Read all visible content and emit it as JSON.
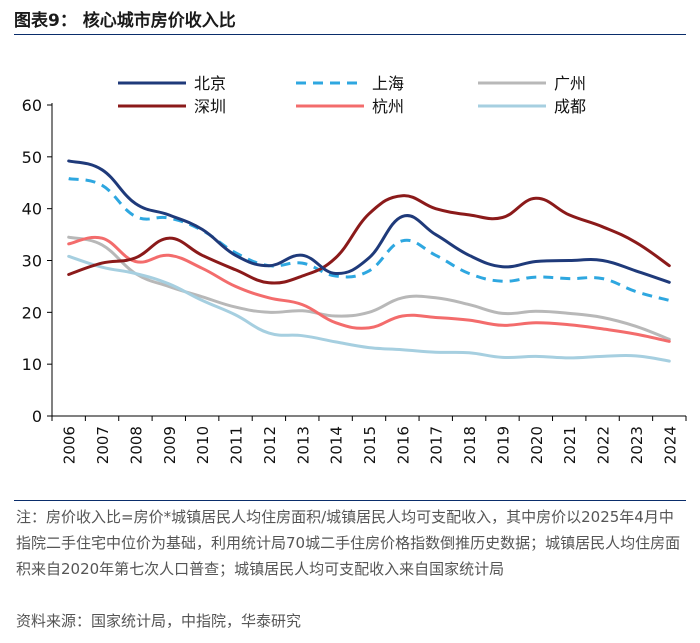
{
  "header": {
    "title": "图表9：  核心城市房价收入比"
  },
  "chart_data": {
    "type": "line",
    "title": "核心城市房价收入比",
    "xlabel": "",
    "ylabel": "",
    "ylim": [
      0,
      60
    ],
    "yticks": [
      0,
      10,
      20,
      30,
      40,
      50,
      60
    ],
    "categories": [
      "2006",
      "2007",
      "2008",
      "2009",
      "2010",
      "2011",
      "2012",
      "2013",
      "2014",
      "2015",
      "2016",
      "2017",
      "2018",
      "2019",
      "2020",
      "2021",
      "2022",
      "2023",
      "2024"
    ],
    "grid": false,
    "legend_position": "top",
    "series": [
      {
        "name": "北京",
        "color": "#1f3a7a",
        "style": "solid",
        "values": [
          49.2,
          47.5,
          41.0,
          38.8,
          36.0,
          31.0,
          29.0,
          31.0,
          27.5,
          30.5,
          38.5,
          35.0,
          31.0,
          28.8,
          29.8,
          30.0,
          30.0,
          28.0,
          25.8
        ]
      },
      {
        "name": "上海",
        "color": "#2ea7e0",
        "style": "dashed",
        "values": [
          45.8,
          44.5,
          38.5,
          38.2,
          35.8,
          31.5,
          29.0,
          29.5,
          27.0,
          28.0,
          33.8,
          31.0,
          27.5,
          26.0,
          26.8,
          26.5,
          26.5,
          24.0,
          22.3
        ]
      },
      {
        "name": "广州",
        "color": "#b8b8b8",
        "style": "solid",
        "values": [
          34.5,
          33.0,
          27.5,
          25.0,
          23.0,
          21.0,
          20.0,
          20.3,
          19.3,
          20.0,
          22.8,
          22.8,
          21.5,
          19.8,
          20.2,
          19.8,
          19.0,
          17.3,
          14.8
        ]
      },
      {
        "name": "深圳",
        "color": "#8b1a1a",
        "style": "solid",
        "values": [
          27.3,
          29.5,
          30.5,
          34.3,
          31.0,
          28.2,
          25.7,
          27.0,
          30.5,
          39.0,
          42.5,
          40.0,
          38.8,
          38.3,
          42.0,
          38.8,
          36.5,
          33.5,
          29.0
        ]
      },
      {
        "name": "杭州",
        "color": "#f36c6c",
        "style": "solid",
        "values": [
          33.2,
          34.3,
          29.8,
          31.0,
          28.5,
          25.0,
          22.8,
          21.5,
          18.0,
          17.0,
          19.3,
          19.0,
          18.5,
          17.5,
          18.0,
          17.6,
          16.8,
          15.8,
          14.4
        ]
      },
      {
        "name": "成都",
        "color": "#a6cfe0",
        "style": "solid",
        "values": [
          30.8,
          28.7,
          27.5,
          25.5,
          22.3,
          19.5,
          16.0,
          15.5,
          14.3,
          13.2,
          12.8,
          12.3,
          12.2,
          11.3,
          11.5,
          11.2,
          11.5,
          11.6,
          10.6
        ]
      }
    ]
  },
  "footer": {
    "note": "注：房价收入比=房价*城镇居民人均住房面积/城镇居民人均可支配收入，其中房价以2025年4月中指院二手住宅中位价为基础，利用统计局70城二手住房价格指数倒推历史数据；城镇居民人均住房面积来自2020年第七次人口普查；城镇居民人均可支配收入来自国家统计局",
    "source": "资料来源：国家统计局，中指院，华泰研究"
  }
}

○ ○ ○ ○ ○ ○ ○

*STATED EXERCISE*: Only the number is wanted: how many lines in the entries above contain the word "核心城市房价收入比"?

*SOLUTION*: 2